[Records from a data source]
::::::

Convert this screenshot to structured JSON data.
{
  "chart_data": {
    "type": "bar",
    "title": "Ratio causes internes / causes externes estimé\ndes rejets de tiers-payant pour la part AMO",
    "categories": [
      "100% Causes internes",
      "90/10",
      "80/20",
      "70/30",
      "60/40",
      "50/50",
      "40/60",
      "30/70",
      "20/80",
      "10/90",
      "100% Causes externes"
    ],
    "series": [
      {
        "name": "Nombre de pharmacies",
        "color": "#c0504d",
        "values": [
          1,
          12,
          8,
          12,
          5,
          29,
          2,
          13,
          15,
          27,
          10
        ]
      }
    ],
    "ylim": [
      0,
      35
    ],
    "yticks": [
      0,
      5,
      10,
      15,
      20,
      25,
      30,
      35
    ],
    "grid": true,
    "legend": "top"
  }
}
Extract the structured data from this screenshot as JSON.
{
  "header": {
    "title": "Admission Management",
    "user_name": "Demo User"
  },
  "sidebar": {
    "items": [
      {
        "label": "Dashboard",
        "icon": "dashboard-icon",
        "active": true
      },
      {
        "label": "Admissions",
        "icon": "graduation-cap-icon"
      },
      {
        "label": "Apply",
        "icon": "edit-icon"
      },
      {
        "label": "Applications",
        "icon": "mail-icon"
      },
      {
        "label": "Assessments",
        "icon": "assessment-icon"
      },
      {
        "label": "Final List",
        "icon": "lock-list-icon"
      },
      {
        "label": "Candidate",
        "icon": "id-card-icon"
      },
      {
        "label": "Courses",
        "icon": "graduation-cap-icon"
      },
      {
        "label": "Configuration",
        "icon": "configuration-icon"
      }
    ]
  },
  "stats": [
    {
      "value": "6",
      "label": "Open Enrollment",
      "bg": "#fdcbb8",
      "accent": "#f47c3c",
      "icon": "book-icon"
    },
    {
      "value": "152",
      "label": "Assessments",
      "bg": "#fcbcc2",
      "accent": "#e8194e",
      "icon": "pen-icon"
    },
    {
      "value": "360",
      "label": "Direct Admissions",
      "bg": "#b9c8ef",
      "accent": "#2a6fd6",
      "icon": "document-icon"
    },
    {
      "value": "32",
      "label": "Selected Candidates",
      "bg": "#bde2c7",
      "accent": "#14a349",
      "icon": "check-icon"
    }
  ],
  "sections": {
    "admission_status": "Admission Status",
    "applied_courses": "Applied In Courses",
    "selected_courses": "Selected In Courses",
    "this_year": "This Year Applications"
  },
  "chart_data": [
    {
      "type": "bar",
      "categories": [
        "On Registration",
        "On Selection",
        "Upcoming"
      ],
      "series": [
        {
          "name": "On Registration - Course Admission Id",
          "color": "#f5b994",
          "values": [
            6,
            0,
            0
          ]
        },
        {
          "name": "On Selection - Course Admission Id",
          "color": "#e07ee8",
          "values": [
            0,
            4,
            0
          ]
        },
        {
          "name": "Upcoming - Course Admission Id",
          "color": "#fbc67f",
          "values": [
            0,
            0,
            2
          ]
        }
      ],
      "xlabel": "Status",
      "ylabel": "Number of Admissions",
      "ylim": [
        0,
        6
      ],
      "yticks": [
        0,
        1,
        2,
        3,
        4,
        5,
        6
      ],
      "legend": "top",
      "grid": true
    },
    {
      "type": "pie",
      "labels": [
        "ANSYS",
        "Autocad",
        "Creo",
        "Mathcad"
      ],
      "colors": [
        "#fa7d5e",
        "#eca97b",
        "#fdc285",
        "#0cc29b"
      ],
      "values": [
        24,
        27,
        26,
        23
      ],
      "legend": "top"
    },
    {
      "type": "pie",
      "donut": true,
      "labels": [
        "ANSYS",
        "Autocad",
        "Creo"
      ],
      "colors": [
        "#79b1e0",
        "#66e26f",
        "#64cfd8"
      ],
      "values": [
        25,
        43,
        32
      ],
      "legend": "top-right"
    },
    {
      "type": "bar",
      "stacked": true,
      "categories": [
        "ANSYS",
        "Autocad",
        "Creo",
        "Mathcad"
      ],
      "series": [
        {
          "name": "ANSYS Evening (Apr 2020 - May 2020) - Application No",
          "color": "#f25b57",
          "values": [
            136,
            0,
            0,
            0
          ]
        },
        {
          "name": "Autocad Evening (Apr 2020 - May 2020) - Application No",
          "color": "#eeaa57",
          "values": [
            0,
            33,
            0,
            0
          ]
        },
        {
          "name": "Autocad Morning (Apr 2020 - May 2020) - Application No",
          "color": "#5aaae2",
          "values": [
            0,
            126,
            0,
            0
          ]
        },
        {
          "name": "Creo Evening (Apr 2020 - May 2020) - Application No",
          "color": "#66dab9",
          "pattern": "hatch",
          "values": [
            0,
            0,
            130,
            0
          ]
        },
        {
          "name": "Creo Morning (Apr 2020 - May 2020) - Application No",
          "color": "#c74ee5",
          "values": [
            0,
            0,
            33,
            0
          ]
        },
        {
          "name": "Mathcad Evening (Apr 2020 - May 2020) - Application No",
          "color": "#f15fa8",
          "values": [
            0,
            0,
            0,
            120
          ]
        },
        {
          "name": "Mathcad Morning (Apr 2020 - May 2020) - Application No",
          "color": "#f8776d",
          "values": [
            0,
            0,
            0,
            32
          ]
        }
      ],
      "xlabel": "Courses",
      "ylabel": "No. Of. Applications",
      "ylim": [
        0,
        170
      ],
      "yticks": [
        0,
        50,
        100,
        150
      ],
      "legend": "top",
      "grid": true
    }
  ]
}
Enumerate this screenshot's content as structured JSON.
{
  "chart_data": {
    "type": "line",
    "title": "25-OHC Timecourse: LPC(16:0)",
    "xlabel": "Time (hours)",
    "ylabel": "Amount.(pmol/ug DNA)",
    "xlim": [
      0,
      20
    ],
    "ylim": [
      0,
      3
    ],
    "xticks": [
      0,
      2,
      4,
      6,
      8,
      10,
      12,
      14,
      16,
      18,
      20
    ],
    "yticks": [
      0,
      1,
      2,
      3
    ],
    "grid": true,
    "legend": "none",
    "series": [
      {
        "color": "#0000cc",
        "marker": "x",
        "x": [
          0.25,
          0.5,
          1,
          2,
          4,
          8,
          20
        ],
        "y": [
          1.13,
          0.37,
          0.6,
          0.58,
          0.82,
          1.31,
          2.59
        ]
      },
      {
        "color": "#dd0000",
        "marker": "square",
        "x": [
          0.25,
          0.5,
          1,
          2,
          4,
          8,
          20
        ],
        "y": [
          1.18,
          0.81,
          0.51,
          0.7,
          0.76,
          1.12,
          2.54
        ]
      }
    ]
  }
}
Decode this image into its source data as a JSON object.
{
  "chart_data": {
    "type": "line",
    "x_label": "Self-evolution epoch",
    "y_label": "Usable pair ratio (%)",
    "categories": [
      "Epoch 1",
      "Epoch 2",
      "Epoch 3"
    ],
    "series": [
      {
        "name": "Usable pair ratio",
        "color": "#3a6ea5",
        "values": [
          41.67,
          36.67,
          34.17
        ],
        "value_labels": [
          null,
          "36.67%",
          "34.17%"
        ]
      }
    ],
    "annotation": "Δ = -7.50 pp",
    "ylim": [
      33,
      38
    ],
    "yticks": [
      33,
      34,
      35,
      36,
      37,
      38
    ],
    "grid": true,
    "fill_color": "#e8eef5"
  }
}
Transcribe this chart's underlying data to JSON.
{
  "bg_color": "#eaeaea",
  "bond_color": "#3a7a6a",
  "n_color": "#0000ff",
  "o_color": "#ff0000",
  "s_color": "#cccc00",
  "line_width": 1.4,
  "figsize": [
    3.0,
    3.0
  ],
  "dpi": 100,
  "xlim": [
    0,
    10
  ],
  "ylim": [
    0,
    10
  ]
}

::::::

### YOUR INSTRUCTIONS
Each line of the material above must be retyped precisely.

### FINAL ANSWER
Convert this screenshot to structured JSON data.
{
  "chart_data": {
    "type": "bar",
    "title": "Ratio causes internes / causes externes estimé\ndes rejets de tiers-payant pour la part AMO",
    "categories": [
      "100% Causes internes",
      "90/10",
      "80/20",
      "70/30",
      "60/40",
      "50/50",
      "40/60",
      "30/70",
      "20/80",
      "10/90",
      "100% Causes externes"
    ],
    "series": [
      {
        "name": "Nombre de pharmacies",
        "color": "#c0504d",
        "values": [
          1,
          12,
          8,
          12,
          5,
          29,
          2,
          13,
          15,
          27,
          10
        ]
      }
    ],
    "ylim": [
      0,
      35
    ],
    "yticks": [
      0,
      5,
      10,
      15,
      20,
      25,
      30,
      35
    ],
    "grid": true,
    "legend": "top"
  }
}
Extract the structured data from this screenshot as JSON.
{
  "header": {
    "title": "Admission Management",
    "user_name": "Demo User"
  },
  "sidebar": {
    "items": [
      {
        "label": "Dashboard",
        "icon": "dashboard-icon",
        "active": true
      },
      {
        "label": "Admissions",
        "icon": "graduation-cap-icon"
      },
      {
        "label": "Apply",
        "icon": "edit-icon"
      },
      {
        "label": "Applications",
        "icon": "mail-icon"
      },
      {
        "label": "Assessments",
        "icon": "assessment-icon"
      },
      {
        "label": "Final List",
        "icon": "lock-list-icon"
      },
      {
        "label": "Candidate",
        "icon": "id-card-icon"
      },
      {
        "label": "Courses",
        "icon": "graduation-cap-icon"
      },
      {
        "label": "Configuration",
        "icon": "configuration-icon"
      }
    ]
  },
  "stats": [
    {
      "value": "6",
      "label": "Open Enrollment",
      "bg": "#fdcbb8",
      "accent": "#f47c3c",
      "icon": "book-icon"
    },
    {
      "value": "152",
      "label": "Assessments",
      "bg": "#fcbcc2",
      "accent": "#e8194e",
      "icon": "pen-icon"
    },
    {
      "value": "360",
      "label": "Direct Admissions",
      "bg": "#b9c8ef",
      "accent": "#2a6fd6",
      "icon": "document-icon"
    },
    {
      "value": "32",
      "label": "Selected Candidates",
      "bg": "#bde2c7",
      "accent": "#14a349",
      "icon": "check-icon"
    }
  ],
  "sections": {
    "admission_status": "Admission Status",
    "applied_courses": "Applied In Courses",
    "selected_courses": "Selected In Courses",
    "this_year": "This Year Applications"
  },
  "chart_data": [
    {
      "type": "bar",
      "categories": [
        "On Registration",
        "On Selection",
        "Upcoming"
      ],
      "series": [
        {
          "name": "On Registration - Course Admission Id",
          "color": "#f5b994",
          "values": [
            6,
            0,
            0
          ]
        },
        {
          "name": "On Selection - Course Admission Id",
          "color": "#e07ee8",
          "values": [
            0,
            4,
            0
          ]
        },
        {
          "name": "Upcoming - Course Admission Id",
          "color": "#fbc67f",
          "values": [
            0,
            0,
            2
          ]
        }
      ],
      "xlabel": "Status",
      "ylabel": "Number of Admissions",
      "ylim": [
        0,
        6
      ],
      "yticks": [
        0,
        1,
        2,
        3,
        4,
        5,
        6
      ],
      "legend": "top",
      "grid": true
    },
    {
      "type": "pie",
      "labels": [
        "ANSYS",
        "Autocad",
        "Creo",
        "Mathcad"
      ],
      "colors": [
        "#fa7d5e",
        "#eca97b",
        "#fdc285",
        "#0cc29b"
      ],
      "values": [
        24,
        27,
        26,
        23
      ],
      "legend": "top"
    },
    {
      "type": "pie",
      "donut": true,
      "labels": [
        "ANSYS",
        "Autocad",
        "Creo"
      ],
      "colors": [
        "#79b1e0",
        "#66e26f",
        "#64cfd8"
      ],
      "values": [
        25,
        43,
        32
      ],
      "legend": "top-right"
    },
    {
      "type": "bar",
      "stacked": true,
      "categories": [
        "ANSYS",
        "Autocad",
        "Creo",
        "Mathcad"
      ],
      "series": [
        {
          "name": "ANSYS Evening (Apr 2020 - May 2020) - Application No",
          "color": "#f25b57",
          "values": [
            136,
            0,
            0,
            0
          ]
        },
        {
          "name": "Autocad Evening (Apr 2020 - May 2020) - Application No",
          "color": "#eeaa57",
          "values": [
            0,
            33,
            0,
            0
          ]
        },
        {
          "name": "Autocad Morning (Apr 2020 - May 2020) - Application No",
          "color": "#5aaae2",
          "values": [
            0,
            126,
            0,
            0
          ]
        },
        {
          "name": "Creo Evening (Apr 2020 - May 2020) - Application No",
          "color": "#66dab9",
          "pattern": "hatch",
          "values": [
            0,
            0,
            130,
            0
          ]
        },
        {
          "name": "Creo Morning (Apr 2020 - May 2020) - Application No",
          "color": "#c74ee5",
          "values": [
            0,
            0,
            33,
            0
          ]
        },
        {
          "name": "Mathcad Evening (Apr 2020 - May 2020) - Application No",
          "color": "#f15fa8",
          "values": [
            0,
            0,
            0,
            120
          ]
        },
        {
          "name": "Mathcad Morning (Apr 2020 - May 2020) - Application No",
          "color": "#f8776d",
          "values": [
            0,
            0,
            0,
            32
          ]
        }
      ],
      "xlabel": "Courses",
      "ylabel": "No. Of. Applications",
      "ylim": [
        0,
        170
      ],
      "yticks": [
        0,
        50,
        100,
        150
      ],
      "legend": "top",
      "grid": true
    }
  ]
}
Enumerate this screenshot's content as structured JSON.
{
  "chart_data": {
    "type": "line",
    "title": "25-OHC Timecourse: LPC(16:0)",
    "xlabel": "Time (hours)",
    "ylabel": "Amount.(pmol/ug DNA)",
    "xlim": [
      0,
      20
    ],
    "ylim": [
      0,
      3
    ],
    "xticks": [
      0,
      2,
      4,
      6,
      8,
      10,
      12,
      14,
      16,
      18,
      20
    ],
    "yticks": [
      0,
      1,
      2,
      3
    ],
    "grid": true,
    "legend": "none",
    "series": [
      {
        "color": "#0000cc",
        "marker": "x",
        "x": [
          0.25,
          0.5,
          1,
          2,
          4,
          8,
          20
        ],
        "y": [
          1.13,
          0.37,
          0.6,
          0.58,
          0.82,
          1.31,
          2.59
        ]
      },
      {
        "color": "#dd0000",
        "marker": "square",
        "x": [
          0.25,
          0.5,
          1,
          2,
          4,
          8,
          20
        ],
        "y": [
          1.18,
          0.81,
          0.51,
          0.7,
          0.76,
          1.12,
          2.54
        ]
      }
    ]
  }
}
Decode this image into its source data as a JSON object.
{
  "chart_data": {
    "type": "line",
    "x_label": "Self-evolution epoch",
    "y_label": "Usable pair ratio (%)",
    "categories": [
      "Epoch 1",
      "Epoch 2",
      "Epoch 3"
    ],
    "series": [
      {
        "name": "Usable pair ratio",
        "color": "#3a6ea5",
        "values": [
          41.67,
          36.67,
          34.17
        ],
        "value_labels": [
          null,
          "36.67%",
          "34.17%"
        ]
      }
    ],
    "annotation": "Δ = -7.50 pp",
    "ylim": [
      33,
      38
    ],
    "yticks": [
      33,
      34,
      35,
      36,
      37,
      38
    ],
    "grid": true,
    "fill_color": "#e8eef5"
  }
}
Transcribe this chart's underlying data to JSON.
{
  "bg_color": "#eaeaea",
  "bond_color": "#3a7a6a",
  "n_color": "#0000ff",
  "o_color": "#ff0000",
  "s_color": "#cccc00",
  "line_width": 1.4,
  "figsize": [
    3.0,
    3.0
  ],
  "dpi": 100,
  "xlim": [
    0,
    10
  ],
  "ylim": [
    0,
    10
  ]
}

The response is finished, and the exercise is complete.